Stored data:
* Start *

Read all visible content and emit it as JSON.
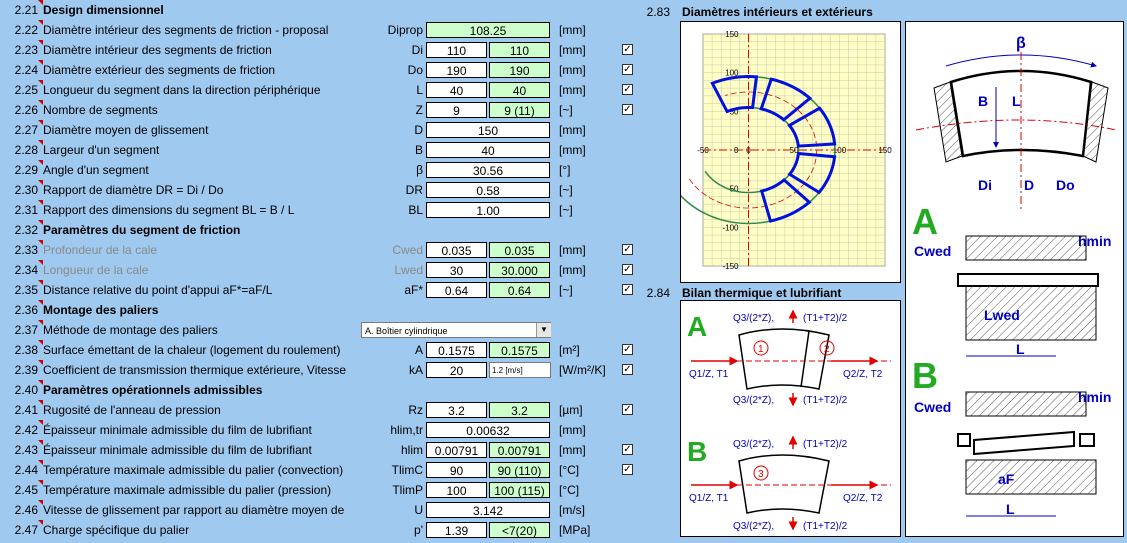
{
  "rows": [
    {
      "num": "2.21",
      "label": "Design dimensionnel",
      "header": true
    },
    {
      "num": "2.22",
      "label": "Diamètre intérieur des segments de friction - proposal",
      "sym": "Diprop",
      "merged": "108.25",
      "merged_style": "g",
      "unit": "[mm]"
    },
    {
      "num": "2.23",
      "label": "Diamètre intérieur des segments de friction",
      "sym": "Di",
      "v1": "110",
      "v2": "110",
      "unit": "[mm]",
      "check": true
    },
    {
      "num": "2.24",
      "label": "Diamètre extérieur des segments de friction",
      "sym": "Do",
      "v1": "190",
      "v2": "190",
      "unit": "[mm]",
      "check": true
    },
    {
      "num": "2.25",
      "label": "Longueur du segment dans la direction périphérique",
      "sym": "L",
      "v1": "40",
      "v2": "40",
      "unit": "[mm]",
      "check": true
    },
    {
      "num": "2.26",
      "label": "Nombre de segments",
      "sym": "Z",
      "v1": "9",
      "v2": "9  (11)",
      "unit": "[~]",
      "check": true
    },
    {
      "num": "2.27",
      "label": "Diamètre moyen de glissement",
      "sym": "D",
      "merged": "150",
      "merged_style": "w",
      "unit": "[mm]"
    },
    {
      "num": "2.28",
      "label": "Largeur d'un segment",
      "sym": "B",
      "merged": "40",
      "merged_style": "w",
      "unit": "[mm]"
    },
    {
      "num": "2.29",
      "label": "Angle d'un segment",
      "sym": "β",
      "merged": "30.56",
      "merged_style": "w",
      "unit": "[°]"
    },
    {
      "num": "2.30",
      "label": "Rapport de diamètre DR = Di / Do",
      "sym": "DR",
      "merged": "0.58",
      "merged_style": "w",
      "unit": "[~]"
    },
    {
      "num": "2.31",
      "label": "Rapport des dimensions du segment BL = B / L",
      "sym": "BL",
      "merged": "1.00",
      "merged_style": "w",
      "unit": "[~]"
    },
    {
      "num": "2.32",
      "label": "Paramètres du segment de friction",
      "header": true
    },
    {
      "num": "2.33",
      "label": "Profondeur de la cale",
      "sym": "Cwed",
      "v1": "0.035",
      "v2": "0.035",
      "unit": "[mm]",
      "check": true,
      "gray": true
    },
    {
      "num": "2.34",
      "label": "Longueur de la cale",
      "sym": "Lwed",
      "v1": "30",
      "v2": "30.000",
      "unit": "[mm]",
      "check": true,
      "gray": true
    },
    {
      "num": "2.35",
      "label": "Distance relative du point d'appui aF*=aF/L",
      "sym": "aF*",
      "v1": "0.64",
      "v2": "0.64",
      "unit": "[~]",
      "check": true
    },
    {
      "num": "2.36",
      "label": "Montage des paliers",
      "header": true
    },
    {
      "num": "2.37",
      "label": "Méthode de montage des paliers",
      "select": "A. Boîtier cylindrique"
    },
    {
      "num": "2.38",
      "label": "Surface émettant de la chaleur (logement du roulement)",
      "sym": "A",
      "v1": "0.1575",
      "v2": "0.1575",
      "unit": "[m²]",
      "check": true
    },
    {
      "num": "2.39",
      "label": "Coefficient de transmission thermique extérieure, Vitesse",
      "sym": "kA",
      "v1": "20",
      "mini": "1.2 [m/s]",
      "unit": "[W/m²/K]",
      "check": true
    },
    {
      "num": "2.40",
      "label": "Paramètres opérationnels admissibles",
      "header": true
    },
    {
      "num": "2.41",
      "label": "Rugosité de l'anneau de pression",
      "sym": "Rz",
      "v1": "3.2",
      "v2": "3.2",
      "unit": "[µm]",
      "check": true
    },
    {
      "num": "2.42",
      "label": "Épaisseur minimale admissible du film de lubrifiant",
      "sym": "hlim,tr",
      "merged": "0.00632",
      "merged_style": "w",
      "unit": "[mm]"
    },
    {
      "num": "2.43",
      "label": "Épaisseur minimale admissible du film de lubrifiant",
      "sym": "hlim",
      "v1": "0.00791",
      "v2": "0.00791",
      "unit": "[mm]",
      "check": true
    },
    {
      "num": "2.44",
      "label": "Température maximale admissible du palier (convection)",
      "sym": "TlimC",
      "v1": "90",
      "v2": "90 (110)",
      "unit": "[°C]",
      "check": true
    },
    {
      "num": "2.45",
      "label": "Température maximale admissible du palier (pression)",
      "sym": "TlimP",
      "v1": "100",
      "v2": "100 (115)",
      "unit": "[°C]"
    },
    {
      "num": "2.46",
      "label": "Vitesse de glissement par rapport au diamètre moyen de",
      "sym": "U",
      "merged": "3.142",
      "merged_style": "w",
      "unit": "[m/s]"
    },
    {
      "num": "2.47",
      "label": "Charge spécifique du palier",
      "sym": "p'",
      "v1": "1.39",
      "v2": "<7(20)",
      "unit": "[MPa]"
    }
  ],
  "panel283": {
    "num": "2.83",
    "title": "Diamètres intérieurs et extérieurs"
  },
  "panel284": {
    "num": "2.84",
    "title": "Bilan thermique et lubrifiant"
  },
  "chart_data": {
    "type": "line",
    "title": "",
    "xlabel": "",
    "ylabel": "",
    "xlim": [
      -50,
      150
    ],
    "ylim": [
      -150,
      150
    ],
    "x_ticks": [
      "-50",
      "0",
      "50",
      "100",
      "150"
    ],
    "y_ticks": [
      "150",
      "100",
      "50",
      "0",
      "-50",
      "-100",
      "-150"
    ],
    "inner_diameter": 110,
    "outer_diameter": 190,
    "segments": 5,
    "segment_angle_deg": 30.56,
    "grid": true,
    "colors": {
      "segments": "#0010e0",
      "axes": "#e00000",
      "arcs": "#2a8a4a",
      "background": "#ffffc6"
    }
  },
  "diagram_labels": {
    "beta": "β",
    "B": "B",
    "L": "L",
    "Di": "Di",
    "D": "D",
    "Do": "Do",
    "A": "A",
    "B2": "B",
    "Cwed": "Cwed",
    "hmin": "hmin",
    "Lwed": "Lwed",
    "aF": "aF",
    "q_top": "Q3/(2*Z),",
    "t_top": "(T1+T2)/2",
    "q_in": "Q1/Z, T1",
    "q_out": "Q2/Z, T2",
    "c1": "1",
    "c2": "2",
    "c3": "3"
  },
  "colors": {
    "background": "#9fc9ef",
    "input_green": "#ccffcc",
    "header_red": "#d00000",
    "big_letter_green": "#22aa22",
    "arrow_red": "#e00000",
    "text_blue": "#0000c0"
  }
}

* End *

▶ [Aim]:
Each line that holds the word "Vitesse" should be extracted from the records.

▶ [Correct result]:
      "label": "Coefficient de transmission thermique extérieure, Vitesse",
      "label": "Vitesse de glissement par rapport au diamètre moyen de",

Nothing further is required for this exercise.